* [Task inputs]
····················

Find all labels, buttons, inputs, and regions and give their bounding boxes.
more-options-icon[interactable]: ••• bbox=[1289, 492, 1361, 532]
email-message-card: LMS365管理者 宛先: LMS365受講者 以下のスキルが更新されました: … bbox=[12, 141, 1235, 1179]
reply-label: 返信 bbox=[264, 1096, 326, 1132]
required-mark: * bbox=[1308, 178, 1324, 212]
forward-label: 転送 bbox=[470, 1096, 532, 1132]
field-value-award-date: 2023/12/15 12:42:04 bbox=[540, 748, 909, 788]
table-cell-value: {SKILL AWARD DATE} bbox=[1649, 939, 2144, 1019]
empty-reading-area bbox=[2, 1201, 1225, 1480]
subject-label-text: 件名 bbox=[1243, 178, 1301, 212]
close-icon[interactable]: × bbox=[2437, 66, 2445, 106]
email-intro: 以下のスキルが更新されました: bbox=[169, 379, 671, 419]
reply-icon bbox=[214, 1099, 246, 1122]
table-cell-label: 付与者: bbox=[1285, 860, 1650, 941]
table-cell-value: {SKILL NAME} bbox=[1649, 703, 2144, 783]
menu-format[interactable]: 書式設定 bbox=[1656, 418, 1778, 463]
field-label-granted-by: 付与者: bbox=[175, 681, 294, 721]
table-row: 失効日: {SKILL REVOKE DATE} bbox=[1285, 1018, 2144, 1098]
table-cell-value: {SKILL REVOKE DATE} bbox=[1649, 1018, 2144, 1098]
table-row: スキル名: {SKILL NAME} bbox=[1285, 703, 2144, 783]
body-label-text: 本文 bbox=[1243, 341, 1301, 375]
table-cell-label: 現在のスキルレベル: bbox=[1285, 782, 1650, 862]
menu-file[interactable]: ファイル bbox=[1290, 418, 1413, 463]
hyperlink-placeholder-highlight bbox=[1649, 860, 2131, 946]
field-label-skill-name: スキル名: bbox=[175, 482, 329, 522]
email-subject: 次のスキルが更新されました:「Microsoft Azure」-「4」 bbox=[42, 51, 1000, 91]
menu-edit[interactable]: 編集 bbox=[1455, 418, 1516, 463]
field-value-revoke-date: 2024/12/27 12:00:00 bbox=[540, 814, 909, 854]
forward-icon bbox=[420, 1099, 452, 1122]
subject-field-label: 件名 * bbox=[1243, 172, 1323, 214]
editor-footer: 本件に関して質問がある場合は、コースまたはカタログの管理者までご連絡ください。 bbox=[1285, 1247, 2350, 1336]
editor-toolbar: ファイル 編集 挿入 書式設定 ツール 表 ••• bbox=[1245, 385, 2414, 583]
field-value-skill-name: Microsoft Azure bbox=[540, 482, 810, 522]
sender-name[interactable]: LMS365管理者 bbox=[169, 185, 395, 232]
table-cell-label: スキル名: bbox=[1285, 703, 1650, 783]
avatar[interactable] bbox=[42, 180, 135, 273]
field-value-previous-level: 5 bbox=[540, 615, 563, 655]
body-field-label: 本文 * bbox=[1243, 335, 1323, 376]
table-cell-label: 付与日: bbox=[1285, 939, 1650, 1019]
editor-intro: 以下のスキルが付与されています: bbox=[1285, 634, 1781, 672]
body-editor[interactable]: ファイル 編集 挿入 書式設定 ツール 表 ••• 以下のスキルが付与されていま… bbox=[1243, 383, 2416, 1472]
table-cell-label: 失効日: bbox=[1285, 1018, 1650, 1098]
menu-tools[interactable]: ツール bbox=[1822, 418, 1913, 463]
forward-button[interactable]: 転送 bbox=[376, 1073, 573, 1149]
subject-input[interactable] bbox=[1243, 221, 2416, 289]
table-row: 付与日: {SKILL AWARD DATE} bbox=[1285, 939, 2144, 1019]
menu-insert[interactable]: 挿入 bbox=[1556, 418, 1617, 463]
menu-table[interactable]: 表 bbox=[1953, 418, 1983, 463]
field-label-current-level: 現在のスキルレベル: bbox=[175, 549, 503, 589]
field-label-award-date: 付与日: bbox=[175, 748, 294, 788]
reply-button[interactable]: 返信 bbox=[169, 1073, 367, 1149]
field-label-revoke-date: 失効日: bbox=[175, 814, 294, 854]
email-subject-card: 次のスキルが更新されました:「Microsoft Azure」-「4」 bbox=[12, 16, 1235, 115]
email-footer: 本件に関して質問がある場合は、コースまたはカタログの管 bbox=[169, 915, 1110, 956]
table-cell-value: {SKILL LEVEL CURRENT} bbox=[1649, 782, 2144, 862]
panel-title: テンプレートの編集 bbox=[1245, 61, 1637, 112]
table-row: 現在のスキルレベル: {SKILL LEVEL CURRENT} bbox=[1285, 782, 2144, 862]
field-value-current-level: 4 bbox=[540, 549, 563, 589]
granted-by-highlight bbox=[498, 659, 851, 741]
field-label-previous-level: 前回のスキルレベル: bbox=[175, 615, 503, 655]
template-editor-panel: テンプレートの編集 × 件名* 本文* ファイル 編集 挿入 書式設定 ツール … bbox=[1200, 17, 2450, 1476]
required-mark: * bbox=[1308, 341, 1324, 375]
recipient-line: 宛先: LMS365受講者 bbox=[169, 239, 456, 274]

····················

* [Exercise]
Put the records, starting at their first line and ending at the line that contains "close-icon[interactable]: × bbox=[2437, 66, 2445, 106]", into a JSON list of strings, one string per line, with both end lines included and blank lines left out.

* [Response to this exercise]
[
  "Find all labels, buttons, inputs, and regions and give their bounding boxes.",
  "more-options-icon[interactable]: ••• bbox=[1289, 492, 1361, 532]",
  "email-message-card: LMS365管理者 宛先: LMS365受講者 以下のスキルが更新されました: … bbox=[12, 141, 1235, 1179]",
  "reply-label: 返信 bbox=[264, 1096, 326, 1132]",
  "required-mark: * bbox=[1308, 178, 1324, 212]",
  "forward-label: 転送 bbox=[470, 1096, 532, 1132]",
  "field-value-award-date: 2023/12/15 12:42:04 bbox=[540, 748, 909, 788]",
  "table-cell-value: {SKILL AWARD DATE} bbox=[1649, 939, 2144, 1019]",
  "empty-reading-area bbox=[2, 1201, 1225, 1480]",
  "subject-label-text: 件名 bbox=[1243, 178, 1301, 212]",
  "close-icon[interactable]: × bbox=[2437, 66, 2445, 106]"
]